Some records
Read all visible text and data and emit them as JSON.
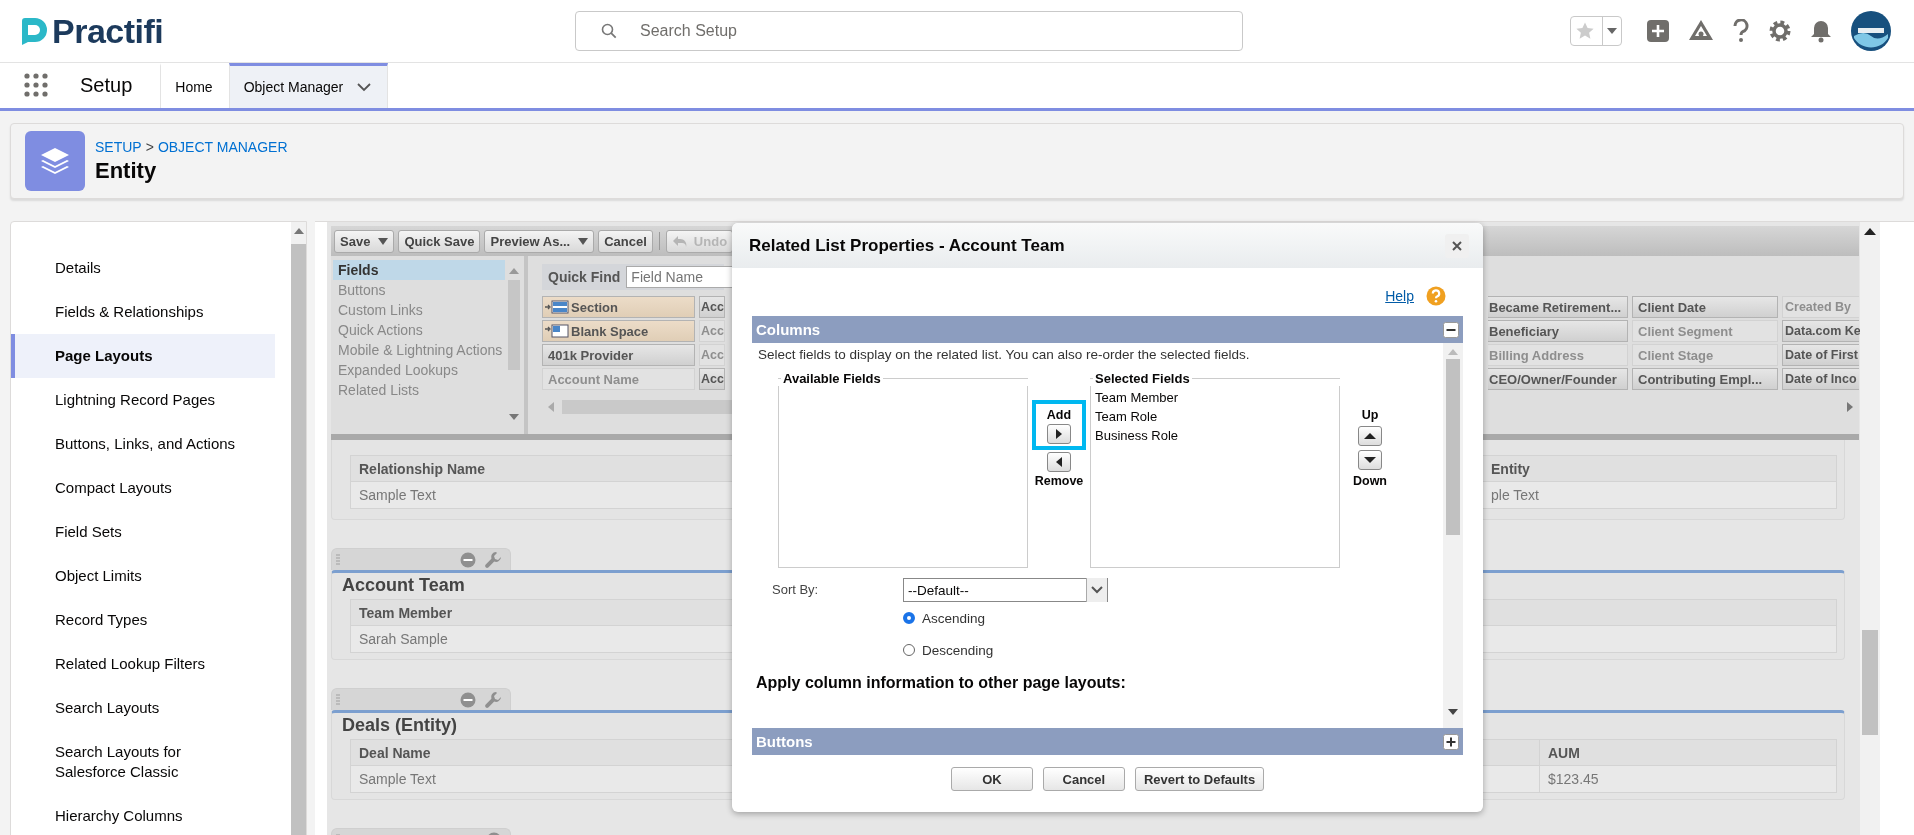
{
  "header": {
    "logo": "Practifi",
    "search": {
      "placeholder": "Search Setup"
    }
  },
  "nav": {
    "app_name": "Setup",
    "tabs": [
      {
        "label": "Home",
        "selected": false,
        "menu": false
      },
      {
        "label": "Object Manager",
        "selected": true,
        "menu": true
      }
    ]
  },
  "breadcrumb": {
    "items": [
      "SETUP",
      "OBJECT MANAGER"
    ],
    "separator": ">",
    "title": "Entity"
  },
  "sidebar": {
    "items": [
      {
        "label": "Details",
        "selected": false
      },
      {
        "label": "Fields & Relationships",
        "selected": false
      },
      {
        "label": "Page Layouts",
        "selected": true
      },
      {
        "label": "Lightning Record Pages",
        "selected": false
      },
      {
        "label": "Buttons, Links, and Actions",
        "selected": false
      },
      {
        "label": "Compact Layouts",
        "selected": false
      },
      {
        "label": "Field Sets",
        "selected": false
      },
      {
        "label": "Object Limits",
        "selected": false
      },
      {
        "label": "Record Types",
        "selected": false
      },
      {
        "label": "Related Lookup Filters",
        "selected": false
      },
      {
        "label": "Search Layouts",
        "selected": false
      },
      {
        "label": "Search Layouts for Salesforce Classic",
        "selected": false
      },
      {
        "label": "Hierarchy Columns",
        "selected": false
      }
    ]
  },
  "palette": {
    "toolbar": [
      {
        "label": "Save",
        "dropdown": true,
        "disabled": false
      },
      {
        "label": "Quick Save",
        "dropdown": false,
        "disabled": false
      },
      {
        "label": "Preview As...",
        "dropdown": true,
        "disabled": false
      },
      {
        "label": "Cancel",
        "dropdown": false,
        "disabled": false
      },
      {
        "label": "Undo",
        "dropdown": false,
        "disabled": true
      }
    ],
    "categories": [
      {
        "label": "Fields",
        "selected": true
      },
      {
        "label": "Buttons",
        "selected": false
      },
      {
        "label": "Custom Links",
        "selected": false
      },
      {
        "label": "Quick Actions",
        "selected": false
      },
      {
        "label": "Mobile & Lightning Actions",
        "selected": false
      },
      {
        "label": "Expanded Lookups",
        "selected": false
      },
      {
        "label": "Related Lists",
        "selected": false
      }
    ],
    "quick_find": {
      "label": "Quick Find",
      "placeholder": "Field Name"
    },
    "left_field_columns": [
      {
        "items": [
          {
            "label": "Section",
            "kind": "section",
            "used": false
          },
          {
            "label": "Blank Space",
            "kind": "blank",
            "used": false
          },
          {
            "label": "401k Provider",
            "kind": "field",
            "used": false
          },
          {
            "label": "Account Name",
            "kind": "field",
            "used": true
          }
        ]
      },
      {
        "items": [
          {
            "label": "Acc",
            "kind": "field",
            "used": false
          },
          {
            "label": "Acc",
            "kind": "field",
            "used": true
          },
          {
            "label": "Acc",
            "kind": "field",
            "used": true
          },
          {
            "label": "Acc",
            "kind": "field",
            "used": false
          }
        ]
      }
    ],
    "right_field_columns": [
      {
        "items": [
          {
            "label": "Became Retirement...",
            "used": false
          },
          {
            "label": "Beneficiary",
            "used": false
          },
          {
            "label": "Billing Address",
            "used": true
          },
          {
            "label": "CEO/Owner/Founder",
            "used": false
          }
        ]
      },
      {
        "items": [
          {
            "label": "Client Date",
            "used": false
          },
          {
            "label": "Client Segment",
            "used": true
          },
          {
            "label": "Client Stage",
            "used": true
          },
          {
            "label": "Contributing Empl...",
            "used": false
          }
        ]
      },
      {
        "items": [
          {
            "label": "Created By",
            "used": true
          },
          {
            "label": "Data.com Ke",
            "used": false
          },
          {
            "label": "Date of First",
            "used": false
          },
          {
            "label": "Date of Inco",
            "used": false
          }
        ]
      }
    ]
  },
  "layout": {
    "sections": [
      {
        "columns": [
          {
            "header": "Relationship Name",
            "value": "Sample Text"
          },
          {
            "header": "Entity",
            "value": "ple Text"
          }
        ]
      },
      {
        "toolbar": {
          "remove": true,
          "edit": true
        },
        "title": "Account Team",
        "columns": [
          {
            "header": "Team Member",
            "value": "Sarah Sample"
          }
        ]
      },
      {
        "toolbar": {
          "remove": true,
          "edit": true
        },
        "title": "Deals (Entity)",
        "columns": [
          {
            "header": "Deal Name",
            "value": "Sample Text"
          },
          {
            "header": "AUM",
            "value": "$123.45"
          }
        ]
      },
      {
        "toolbar": {
          "remove": true,
          "edit": false
        }
      }
    ]
  },
  "dialog": {
    "title": "Related List Properties - Account Team",
    "help": "Help",
    "panels": [
      {
        "title": "Columns",
        "expanded": true
      },
      {
        "title": "Buttons",
        "expanded": false
      }
    ],
    "description": "Select fields to display on the related list. You can also re-order the selected fields.",
    "available_label": "Available Fields",
    "selected_label": "Selected Fields",
    "selected_items": [
      "Team Member",
      "Team Role",
      "Business Role"
    ],
    "add": "Add",
    "remove": "Remove",
    "up": "Up",
    "down": "Down",
    "add_highlighted": true,
    "sort_by": {
      "label": "Sort By:",
      "value": "--Default--"
    },
    "sort_order": [
      {
        "label": "Ascending",
        "selected": true
      },
      {
        "label": "Descending",
        "selected": false
      }
    ],
    "apply_heading": "Apply column information to other page layouts:",
    "buttons": [
      "OK",
      "Cancel",
      "Revert to Defaults"
    ]
  }
}
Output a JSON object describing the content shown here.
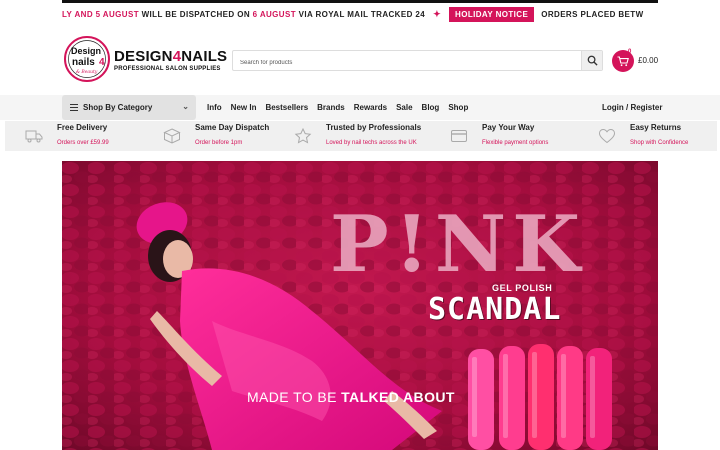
{
  "ticker": {
    "segment1_pink": "LY AND 5 AUGUST",
    "segment1_text": " WILL BE DISPATCHED ON ",
    "segment1_pink2": "6 AUGUST",
    "segment1_text2": " VIA ROYAL MAIL TRACKED 24",
    "star": "✦",
    "badge": "HOLIDAY NOTICE",
    "segment2_text": "ORDERS PLACED BETW"
  },
  "header": {
    "brand_name_a": "DESIGN",
    "brand_name_b": "4",
    "brand_name_c": "NAILS",
    "brand_tagline": "PROFESSIONAL SALON SUPPLIES",
    "logo_text_a": "Design",
    "logo_text_b": "nails",
    "logo_text_c": "4",
    "logo_text_d": "& Beauty",
    "search_placeholder": "Search for products",
    "cart_count": "0",
    "cart_total": "£0.00"
  },
  "nav": {
    "category_label": "Shop By Category",
    "links": [
      "Info",
      "New In",
      "Bestsellers",
      "Brands",
      "Rewards",
      "Sale",
      "Blog",
      "Shop"
    ],
    "login_label": "Login / Register"
  },
  "features": [
    {
      "title": "Free Delivery",
      "sub": "Orders over £59.99",
      "icon": "truck-icon"
    },
    {
      "title": "Same Day Dispatch",
      "sub": "Order before 1pm",
      "icon": "box-icon"
    },
    {
      "title": "Trusted by Professionals",
      "sub": "Loved by nail techs across the UK",
      "icon": "star-icon"
    },
    {
      "title": "Pay Your Way",
      "sub": "Flexible payment options",
      "icon": "card-icon"
    },
    {
      "title": "Easy Returns",
      "sub": "Shop with Confidence",
      "icon": "heart-icon"
    }
  ],
  "hero": {
    "brand_word": "P!NK",
    "gel_label": "GEL POLISH",
    "product_word": "SCANDAL",
    "slogan_a": "MADE TO BE ",
    "slogan_b": "TALKED ABOUT"
  },
  "colors": {
    "accent": "#d4145a",
    "hero_bg": "#a60f3e",
    "nav_bg": "#f5f5f5"
  }
}
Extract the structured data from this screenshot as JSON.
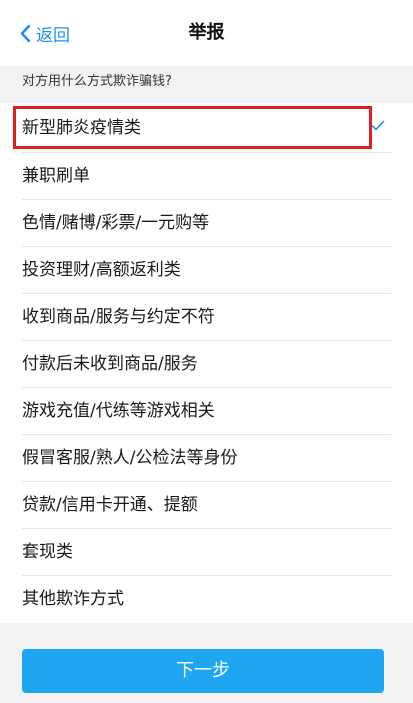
{
  "header": {
    "back_label": "返回",
    "title": "举报"
  },
  "question": "对方用什么方式欺诈骗钱?",
  "options": [
    {
      "label": "新型肺炎疫情类",
      "selected": true
    },
    {
      "label": "兼职刷单",
      "selected": false
    },
    {
      "label": "色情/赌博/彩票/一元购等",
      "selected": false
    },
    {
      "label": "投资理财/高额返利类",
      "selected": false
    },
    {
      "label": "收到商品/服务与约定不符",
      "selected": false
    },
    {
      "label": "付款后未收到商品/服务",
      "selected": false
    },
    {
      "label": "游戏充值/代练等游戏相关",
      "selected": false
    },
    {
      "label": "假冒客服/熟人/公检法等身份",
      "selected": false
    },
    {
      "label": "贷款/信用卡开通、提额",
      "selected": false
    },
    {
      "label": "套现类",
      "selected": false
    },
    {
      "label": "其他欺诈方式",
      "selected": false
    }
  ],
  "footer": {
    "next_label": "下一步"
  },
  "colors": {
    "accent": "#1a8ff0",
    "button": "#1fa6f0",
    "highlight": "#e02020"
  }
}
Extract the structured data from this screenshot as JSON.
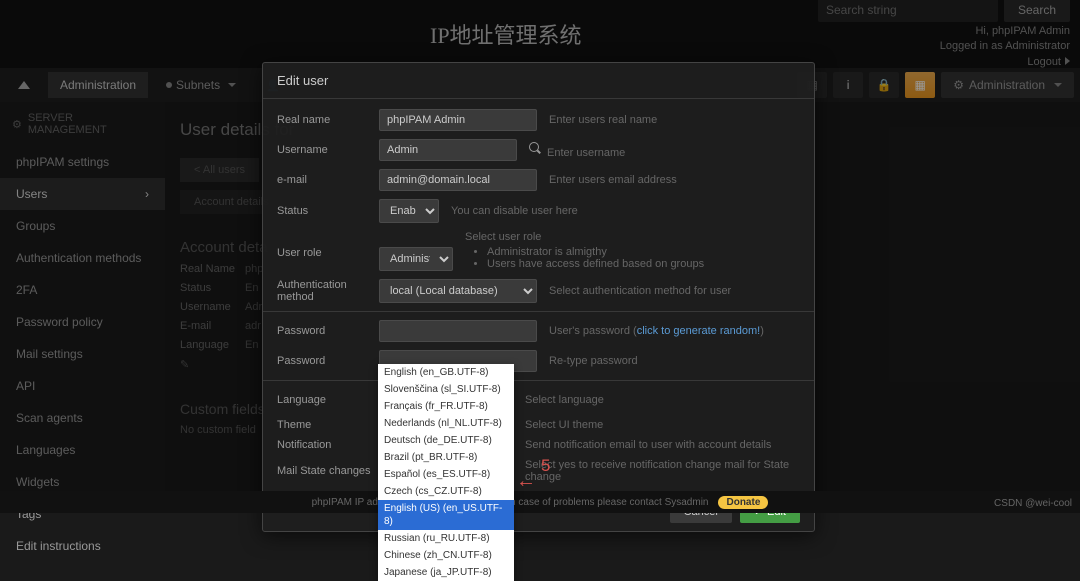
{
  "header": {
    "app_title": "IP地址管理系统",
    "search_placeholder": "Search string",
    "search_btn": "Search",
    "greeting": "Hi, phpIPAM Admin",
    "login_status": "Logged in as Administrator",
    "logout": "Logout"
  },
  "nav": {
    "administration": "Administration",
    "subnets": "Subnets",
    "admin_right": "Administration"
  },
  "sidebar": {
    "head": "SERVER MANAGEMENT",
    "items": [
      "phpIPAM settings",
      "Users",
      "Groups",
      "Authentication methods",
      "2FA",
      "Password policy",
      "Mail settings",
      "API",
      "Scan agents",
      "Languages",
      "Widgets",
      "Tags",
      "Edit instructions"
    ]
  },
  "page": {
    "title": "User details for",
    "back": "< All users",
    "tab": "Account details",
    "section": "Account deta",
    "rows": {
      "real_name_l": "Real Name",
      "real_name_v": "php",
      "status_l": "Status",
      "status_v": "En",
      "username_l": "Username",
      "username_v": "Adr",
      "email_l": "E-mail",
      "email_v": "adr",
      "language_l": "Language",
      "language_v": "En"
    },
    "custom_h": "Custom fields",
    "no_custom": "No custom field"
  },
  "modal": {
    "title": "Edit user",
    "labels": {
      "real_name": "Real name",
      "username": "Username",
      "email": "e-mail",
      "status": "Status",
      "user_role": "User role",
      "auth_method": "Authentication method",
      "password1": "Password",
      "password2": "Password",
      "language": "Language",
      "theme": "Theme",
      "notification": "Notification",
      "mail_state": "Mail State changes"
    },
    "values": {
      "real_name": "phpIPAM Admin",
      "username": "Admin",
      "email": "admin@domain.local",
      "status": "Enabled",
      "role": "Administrator",
      "auth": "local (Local database)",
      "language_selected": "English (US) (en_US.UTF-8)"
    },
    "hints": {
      "real_name": "Enter users real name",
      "username": "Enter username",
      "email": "Enter users email address",
      "status": "You can disable user here",
      "role_head": "Select user role",
      "role_1": "Administrator is almigthy",
      "role_2": "Users have access defined based on groups",
      "auth": "Select authentication method for user",
      "pass1_pre": "User's password (",
      "pass1_link": "click to generate random!",
      "pass1_post": ")",
      "pass2": "Re-type password",
      "language": "Select language",
      "theme": "Select UI theme",
      "notification": "Send notification email to user with account details",
      "mail_state": "Select yes to receive notification change mail for State change"
    },
    "buttons": {
      "cancel": "Cancel",
      "edit": "Edit"
    }
  },
  "lang_dd": {
    "options": [
      "English (en_GB.UTF-8)",
      "Slovenščina (sl_SI.UTF-8)",
      "Français (fr_FR.UTF-8)",
      "Nederlands (nl_NL.UTF-8)",
      "Deutsch (de_DE.UTF-8)",
      "Brazil (pt_BR.UTF-8)",
      "Español (es_ES.UTF-8)",
      "Czech (cs_CZ.UTF-8)",
      "English (US) (en_US.UTF-8)",
      "Russian (ru_RU.UTF-8)",
      "Chinese (zh_CN.UTF-8)",
      "Japanese (ja_JP.UTF-8)"
    ]
  },
  "annotation": {
    "number": "5"
  },
  "footer": {
    "text": "phpIPAM IP address management [v1.4.7]   |   In case of problems please contact Sysadmin",
    "donate": "Donate"
  },
  "watermark": "CSDN @wei-cool"
}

→ **Directions**
Only the count is wanted: report how many lines of the material above hold the word "with".

→ **Task output**
2